## [Material supplied]
════

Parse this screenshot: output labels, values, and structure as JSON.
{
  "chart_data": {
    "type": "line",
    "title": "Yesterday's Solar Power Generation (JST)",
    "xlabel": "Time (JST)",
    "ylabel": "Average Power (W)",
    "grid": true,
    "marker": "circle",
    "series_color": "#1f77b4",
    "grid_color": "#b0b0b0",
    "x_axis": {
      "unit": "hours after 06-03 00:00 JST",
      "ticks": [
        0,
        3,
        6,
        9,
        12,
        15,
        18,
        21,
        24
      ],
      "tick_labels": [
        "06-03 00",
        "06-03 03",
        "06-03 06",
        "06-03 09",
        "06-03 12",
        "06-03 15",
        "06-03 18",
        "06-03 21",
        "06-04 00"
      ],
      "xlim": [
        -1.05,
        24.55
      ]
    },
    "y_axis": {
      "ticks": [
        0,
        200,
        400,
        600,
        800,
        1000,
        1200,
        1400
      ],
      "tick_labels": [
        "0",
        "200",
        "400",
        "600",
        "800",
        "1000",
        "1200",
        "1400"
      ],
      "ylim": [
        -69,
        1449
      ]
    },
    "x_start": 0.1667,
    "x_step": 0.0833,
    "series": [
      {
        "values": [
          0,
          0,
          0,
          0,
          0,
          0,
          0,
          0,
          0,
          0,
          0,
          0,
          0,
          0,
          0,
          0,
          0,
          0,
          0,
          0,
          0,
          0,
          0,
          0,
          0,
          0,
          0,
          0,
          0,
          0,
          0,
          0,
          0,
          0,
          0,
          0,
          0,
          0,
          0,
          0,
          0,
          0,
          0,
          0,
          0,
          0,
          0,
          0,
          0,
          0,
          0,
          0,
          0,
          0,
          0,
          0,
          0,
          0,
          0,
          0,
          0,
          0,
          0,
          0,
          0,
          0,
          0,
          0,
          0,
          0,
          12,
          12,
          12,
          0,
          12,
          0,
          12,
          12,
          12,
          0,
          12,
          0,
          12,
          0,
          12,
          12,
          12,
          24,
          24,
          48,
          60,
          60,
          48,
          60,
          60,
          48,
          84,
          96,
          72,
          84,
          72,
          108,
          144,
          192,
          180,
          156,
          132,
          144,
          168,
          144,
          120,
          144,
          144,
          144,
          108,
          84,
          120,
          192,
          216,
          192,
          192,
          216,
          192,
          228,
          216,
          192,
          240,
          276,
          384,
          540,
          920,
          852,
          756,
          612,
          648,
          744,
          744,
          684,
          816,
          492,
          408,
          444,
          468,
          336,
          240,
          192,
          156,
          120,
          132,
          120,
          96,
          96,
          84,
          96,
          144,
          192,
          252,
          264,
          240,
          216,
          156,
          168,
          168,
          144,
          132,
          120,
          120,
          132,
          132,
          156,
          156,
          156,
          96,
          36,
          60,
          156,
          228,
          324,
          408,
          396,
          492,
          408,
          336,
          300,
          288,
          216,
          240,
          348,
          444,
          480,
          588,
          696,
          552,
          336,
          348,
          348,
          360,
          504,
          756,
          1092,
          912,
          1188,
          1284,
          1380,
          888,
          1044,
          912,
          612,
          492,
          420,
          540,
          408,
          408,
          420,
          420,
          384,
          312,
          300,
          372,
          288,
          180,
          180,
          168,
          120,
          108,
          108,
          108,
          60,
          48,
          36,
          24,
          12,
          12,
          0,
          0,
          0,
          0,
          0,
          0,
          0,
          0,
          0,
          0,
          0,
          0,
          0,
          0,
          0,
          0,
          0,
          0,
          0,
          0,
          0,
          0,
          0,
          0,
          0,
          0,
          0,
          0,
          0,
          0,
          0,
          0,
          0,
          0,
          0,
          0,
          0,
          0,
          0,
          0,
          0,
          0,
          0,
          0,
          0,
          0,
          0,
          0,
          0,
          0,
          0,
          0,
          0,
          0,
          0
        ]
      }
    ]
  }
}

════

## [The task]
Write out the records above again, keeping each one identical to the original.

## [Completed exercise]
Parse this screenshot: output labels, values, and structure as JSON.
{
  "chart_data": {
    "type": "line",
    "title": "Yesterday's Solar Power Generation (JST)",
    "xlabel": "Time (JST)",
    "ylabel": "Average Power (W)",
    "grid": true,
    "marker": "circle",
    "series_color": "#1f77b4",
    "grid_color": "#b0b0b0",
    "x_axis": {
      "unit": "hours after 06-03 00:00 JST",
      "ticks": [
        0,
        3,
        6,
        9,
        12,
        15,
        18,
        21,
        24
      ],
      "tick_labels": [
        "06-03 00",
        "06-03 03",
        "06-03 06",
        "06-03 09",
        "06-03 12",
        "06-03 15",
        "06-03 18",
        "06-03 21",
        "06-04 00"
      ],
      "xlim": [
        -1.05,
        24.55
      ]
    },
    "y_axis": {
      "ticks": [
        0,
        200,
        400,
        600,
        800,
        1000,
        1200,
        1400
      ],
      "tick_labels": [
        "0",
        "200",
        "400",
        "600",
        "800",
        "1000",
        "1200",
        "1400"
      ],
      "ylim": [
        -69,
        1449
      ]
    },
    "x_start": 0.1667,
    "x_step": 0.0833,
    "series": [
      {
        "values": [
          0,
          0,
          0,
          0,
          0,
          0,
          0,
          0,
          0,
          0,
          0,
          0,
          0,
          0,
          0,
          0,
          0,
          0,
          0,
          0,
          0,
          0,
          0,
          0,
          0,
          0,
          0,
          0,
          0,
          0,
          0,
          0,
          0,
          0,
          0,
          0,
          0,
          0,
          0,
          0,
          0,
          0,
          0,
          0,
          0,
          0,
          0,
          0,
          0,
          0,
          0,
          0,
          0,
          0,
          0,
          0,
          0,
          0,
          0,
          0,
          0,
          0,
          0,
          0,
          0,
          0,
          0,
          0,
          0,
          0,
          12,
          12,
          12,
          0,
          12,
          0,
          12,
          12,
          12,
          0,
          12,
          0,
          12,
          0,
          12,
          12,
          12,
          24,
          24,
          48,
          60,
          60,
          48,
          60,
          60,
          48,
          84,
          96,
          72,
          84,
          72,
          108,
          144,
          192,
          180,
          156,
          132,
          144,
          168,
          144,
          120,
          144,
          144,
          144,
          108,
          84,
          120,
          192,
          216,
          192,
          192,
          216,
          192,
          228,
          216,
          192,
          240,
          276,
          384,
          540,
          920,
          852,
          756,
          612,
          648,
          744,
          744,
          684,
          816,
          492,
          408,
          444,
          468,
          336,
          240,
          192,
          156,
          120,
          132,
          120,
          96,
          96,
          84,
          96,
          144,
          192,
          252,
          264,
          240,
          216,
          156,
          168,
          168,
          144,
          132,
          120,
          120,
          132,
          132,
          156,
          156,
          156,
          96,
          36,
          60,
          156,
          228,
          324,
          408,
          396,
          492,
          408,
          336,
          300,
          288,
          216,
          240,
          348,
          444,
          480,
          588,
          696,
          552,
          336,
          348,
          348,
          360,
          504,
          756,
          1092,
          912,
          1188,
          1284,
          1380,
          888,
          1044,
          912,
          612,
          492,
          420,
          540,
          408,
          408,
          420,
          420,
          384,
          312,
          300,
          372,
          288,
          180,
          180,
          168,
          120,
          108,
          108,
          108,
          60,
          48,
          36,
          24,
          12,
          12,
          0,
          0,
          0,
          0,
          0,
          0,
          0,
          0,
          0,
          0,
          0,
          0,
          0,
          0,
          0,
          0,
          0,
          0,
          0,
          0,
          0,
          0,
          0,
          0,
          0,
          0,
          0,
          0,
          0,
          0,
          0,
          0,
          0,
          0,
          0,
          0,
          0,
          0,
          0,
          0,
          0,
          0,
          0,
          0,
          0,
          0,
          0,
          0,
          0,
          0,
          0,
          0,
          0,
          0,
          0
        ]
      }
    ]
  }
}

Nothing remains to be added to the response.